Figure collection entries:
==============================
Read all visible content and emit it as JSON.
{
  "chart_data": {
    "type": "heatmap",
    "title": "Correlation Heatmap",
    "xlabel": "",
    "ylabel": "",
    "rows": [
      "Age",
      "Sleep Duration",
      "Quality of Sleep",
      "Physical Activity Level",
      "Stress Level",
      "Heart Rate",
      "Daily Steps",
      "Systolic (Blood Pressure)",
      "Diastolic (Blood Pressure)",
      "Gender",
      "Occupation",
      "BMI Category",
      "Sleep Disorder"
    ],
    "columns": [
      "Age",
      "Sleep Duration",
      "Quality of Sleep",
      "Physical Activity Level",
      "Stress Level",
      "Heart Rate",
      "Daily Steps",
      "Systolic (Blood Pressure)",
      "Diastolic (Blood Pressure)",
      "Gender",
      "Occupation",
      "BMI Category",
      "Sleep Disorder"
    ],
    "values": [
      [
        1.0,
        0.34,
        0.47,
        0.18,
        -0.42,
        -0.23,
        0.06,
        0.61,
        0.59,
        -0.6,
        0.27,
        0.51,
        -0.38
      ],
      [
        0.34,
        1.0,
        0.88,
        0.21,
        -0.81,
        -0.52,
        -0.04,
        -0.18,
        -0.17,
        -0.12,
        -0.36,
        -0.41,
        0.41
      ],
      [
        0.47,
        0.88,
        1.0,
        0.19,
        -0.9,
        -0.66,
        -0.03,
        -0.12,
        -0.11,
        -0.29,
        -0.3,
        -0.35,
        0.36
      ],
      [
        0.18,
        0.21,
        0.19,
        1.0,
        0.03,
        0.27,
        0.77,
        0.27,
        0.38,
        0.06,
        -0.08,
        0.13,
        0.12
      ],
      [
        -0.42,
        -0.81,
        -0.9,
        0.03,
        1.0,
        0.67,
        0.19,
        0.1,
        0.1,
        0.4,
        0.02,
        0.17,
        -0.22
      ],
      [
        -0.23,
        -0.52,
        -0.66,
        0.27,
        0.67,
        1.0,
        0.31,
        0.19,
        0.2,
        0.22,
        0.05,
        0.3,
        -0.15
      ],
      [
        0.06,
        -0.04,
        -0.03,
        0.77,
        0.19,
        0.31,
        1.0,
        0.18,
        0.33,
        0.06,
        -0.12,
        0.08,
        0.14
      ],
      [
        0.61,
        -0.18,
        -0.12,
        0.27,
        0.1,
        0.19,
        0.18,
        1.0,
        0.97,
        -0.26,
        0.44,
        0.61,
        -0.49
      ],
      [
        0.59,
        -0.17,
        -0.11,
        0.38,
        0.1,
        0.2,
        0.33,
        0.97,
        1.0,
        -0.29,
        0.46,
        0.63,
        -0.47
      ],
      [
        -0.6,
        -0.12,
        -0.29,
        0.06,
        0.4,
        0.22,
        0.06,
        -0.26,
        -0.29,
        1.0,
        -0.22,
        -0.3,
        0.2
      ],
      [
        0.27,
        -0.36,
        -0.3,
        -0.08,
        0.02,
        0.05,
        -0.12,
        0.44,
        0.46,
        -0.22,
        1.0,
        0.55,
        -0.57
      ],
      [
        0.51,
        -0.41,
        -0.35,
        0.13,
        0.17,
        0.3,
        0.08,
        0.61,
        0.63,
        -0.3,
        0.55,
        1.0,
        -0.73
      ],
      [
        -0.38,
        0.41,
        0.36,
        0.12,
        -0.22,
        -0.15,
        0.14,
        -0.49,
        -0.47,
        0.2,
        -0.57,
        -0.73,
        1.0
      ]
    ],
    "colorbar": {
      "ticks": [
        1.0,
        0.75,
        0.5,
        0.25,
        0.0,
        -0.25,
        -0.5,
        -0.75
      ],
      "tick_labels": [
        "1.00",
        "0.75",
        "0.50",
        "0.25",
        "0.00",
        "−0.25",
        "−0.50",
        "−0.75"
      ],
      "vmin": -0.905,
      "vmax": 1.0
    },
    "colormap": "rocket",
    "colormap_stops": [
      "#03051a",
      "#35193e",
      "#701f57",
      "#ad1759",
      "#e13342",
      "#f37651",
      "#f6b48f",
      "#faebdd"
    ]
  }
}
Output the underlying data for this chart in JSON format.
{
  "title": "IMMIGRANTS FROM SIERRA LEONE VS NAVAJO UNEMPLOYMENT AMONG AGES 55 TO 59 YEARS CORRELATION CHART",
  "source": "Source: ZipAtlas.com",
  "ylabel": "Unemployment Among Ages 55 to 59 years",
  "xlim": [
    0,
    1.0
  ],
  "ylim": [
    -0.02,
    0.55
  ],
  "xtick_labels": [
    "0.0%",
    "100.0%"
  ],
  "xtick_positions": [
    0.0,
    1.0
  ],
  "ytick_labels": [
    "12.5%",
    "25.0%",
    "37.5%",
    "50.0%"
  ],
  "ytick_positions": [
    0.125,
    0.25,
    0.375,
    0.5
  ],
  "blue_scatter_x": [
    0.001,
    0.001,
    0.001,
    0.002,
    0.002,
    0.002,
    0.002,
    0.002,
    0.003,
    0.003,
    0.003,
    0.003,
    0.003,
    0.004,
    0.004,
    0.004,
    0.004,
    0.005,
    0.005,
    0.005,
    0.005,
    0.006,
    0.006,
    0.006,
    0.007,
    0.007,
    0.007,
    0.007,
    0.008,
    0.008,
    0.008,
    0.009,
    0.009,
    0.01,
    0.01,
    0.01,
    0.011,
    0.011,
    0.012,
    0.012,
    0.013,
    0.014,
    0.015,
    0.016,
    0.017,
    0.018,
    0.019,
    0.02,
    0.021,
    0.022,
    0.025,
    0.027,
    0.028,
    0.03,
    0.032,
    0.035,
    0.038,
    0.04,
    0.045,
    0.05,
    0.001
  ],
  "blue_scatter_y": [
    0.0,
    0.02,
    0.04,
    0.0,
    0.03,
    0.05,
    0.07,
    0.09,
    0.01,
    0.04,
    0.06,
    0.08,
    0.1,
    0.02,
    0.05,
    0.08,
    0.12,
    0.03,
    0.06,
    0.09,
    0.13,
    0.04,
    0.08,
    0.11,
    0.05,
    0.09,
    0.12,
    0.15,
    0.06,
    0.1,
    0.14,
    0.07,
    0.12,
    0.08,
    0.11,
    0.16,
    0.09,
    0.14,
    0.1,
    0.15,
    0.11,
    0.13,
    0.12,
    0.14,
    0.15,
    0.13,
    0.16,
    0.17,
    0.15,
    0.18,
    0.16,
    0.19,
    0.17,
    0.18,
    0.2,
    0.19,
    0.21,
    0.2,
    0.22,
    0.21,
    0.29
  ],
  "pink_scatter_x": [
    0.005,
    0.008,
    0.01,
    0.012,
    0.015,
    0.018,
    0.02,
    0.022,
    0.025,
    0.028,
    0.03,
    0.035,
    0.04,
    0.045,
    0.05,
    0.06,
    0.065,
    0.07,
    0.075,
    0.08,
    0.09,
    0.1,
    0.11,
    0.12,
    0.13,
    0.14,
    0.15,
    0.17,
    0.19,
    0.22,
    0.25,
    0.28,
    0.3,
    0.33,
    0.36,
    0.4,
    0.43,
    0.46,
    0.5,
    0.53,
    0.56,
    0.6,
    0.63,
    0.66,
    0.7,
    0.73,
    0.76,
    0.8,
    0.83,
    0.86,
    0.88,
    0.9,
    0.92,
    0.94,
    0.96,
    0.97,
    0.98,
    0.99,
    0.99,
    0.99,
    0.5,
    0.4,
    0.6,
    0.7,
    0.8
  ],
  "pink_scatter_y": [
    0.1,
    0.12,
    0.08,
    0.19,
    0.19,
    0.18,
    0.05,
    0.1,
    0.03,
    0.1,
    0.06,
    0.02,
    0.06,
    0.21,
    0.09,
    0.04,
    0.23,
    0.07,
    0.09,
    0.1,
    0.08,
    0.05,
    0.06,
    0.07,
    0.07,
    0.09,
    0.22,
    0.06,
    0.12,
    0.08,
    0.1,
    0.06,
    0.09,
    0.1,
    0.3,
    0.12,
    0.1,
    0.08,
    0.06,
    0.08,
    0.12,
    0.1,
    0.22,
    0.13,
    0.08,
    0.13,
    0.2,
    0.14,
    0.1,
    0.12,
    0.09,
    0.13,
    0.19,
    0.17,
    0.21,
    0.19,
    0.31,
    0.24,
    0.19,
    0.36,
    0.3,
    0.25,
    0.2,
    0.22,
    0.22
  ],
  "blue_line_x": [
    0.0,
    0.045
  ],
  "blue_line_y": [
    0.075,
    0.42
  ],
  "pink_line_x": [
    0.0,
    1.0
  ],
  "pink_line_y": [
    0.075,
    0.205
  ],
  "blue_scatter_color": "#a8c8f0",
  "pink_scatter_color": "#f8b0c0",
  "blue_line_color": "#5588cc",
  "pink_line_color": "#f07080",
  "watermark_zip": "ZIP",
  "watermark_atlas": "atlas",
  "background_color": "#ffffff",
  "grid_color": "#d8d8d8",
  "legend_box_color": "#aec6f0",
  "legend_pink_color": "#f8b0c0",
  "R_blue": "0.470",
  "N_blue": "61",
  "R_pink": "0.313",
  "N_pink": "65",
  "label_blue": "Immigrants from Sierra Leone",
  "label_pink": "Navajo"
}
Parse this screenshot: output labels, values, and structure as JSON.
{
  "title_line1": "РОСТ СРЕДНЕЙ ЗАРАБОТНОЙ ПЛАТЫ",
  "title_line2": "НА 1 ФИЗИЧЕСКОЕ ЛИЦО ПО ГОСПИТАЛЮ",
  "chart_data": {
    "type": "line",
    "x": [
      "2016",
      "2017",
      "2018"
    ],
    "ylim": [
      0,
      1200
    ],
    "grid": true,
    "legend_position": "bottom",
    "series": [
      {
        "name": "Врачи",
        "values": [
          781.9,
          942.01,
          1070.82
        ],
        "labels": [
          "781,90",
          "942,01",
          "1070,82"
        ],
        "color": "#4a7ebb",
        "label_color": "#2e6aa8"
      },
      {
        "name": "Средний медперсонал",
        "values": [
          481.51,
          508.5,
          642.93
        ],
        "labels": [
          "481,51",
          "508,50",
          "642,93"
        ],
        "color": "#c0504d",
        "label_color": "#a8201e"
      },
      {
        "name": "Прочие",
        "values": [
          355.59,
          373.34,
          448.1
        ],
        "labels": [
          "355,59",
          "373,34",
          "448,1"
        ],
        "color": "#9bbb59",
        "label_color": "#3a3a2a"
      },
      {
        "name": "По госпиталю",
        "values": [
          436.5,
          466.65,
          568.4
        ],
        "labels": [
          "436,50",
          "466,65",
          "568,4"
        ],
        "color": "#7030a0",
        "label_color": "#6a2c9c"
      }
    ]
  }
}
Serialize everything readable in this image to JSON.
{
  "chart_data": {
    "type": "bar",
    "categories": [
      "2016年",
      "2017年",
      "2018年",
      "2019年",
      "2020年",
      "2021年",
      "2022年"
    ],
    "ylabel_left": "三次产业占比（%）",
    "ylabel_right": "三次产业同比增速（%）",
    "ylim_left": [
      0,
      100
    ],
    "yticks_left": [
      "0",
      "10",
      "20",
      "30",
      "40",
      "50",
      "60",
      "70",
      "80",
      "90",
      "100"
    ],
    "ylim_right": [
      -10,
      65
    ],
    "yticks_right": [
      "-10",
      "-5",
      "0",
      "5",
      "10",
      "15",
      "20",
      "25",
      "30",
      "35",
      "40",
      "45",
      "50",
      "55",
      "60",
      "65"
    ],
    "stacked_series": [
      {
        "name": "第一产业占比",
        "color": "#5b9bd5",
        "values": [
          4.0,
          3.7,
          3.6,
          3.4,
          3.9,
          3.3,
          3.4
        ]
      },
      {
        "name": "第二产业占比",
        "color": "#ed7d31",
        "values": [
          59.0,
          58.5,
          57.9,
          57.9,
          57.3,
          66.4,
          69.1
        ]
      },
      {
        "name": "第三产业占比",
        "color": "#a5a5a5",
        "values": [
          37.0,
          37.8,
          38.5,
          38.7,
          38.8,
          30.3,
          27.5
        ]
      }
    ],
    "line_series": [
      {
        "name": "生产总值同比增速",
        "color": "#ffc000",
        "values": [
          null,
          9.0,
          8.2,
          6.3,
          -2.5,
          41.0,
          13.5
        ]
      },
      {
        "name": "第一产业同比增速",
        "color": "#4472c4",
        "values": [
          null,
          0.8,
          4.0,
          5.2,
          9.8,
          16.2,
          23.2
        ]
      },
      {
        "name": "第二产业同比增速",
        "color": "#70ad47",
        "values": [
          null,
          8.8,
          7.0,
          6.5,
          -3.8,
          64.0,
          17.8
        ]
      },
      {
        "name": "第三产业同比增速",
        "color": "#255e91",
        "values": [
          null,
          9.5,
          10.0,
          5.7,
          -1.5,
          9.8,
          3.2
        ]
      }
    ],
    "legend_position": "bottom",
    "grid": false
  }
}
==============================
▸ Written exercise
Return only the number of lines in the entries that contain the string "this".

▸ Output below
3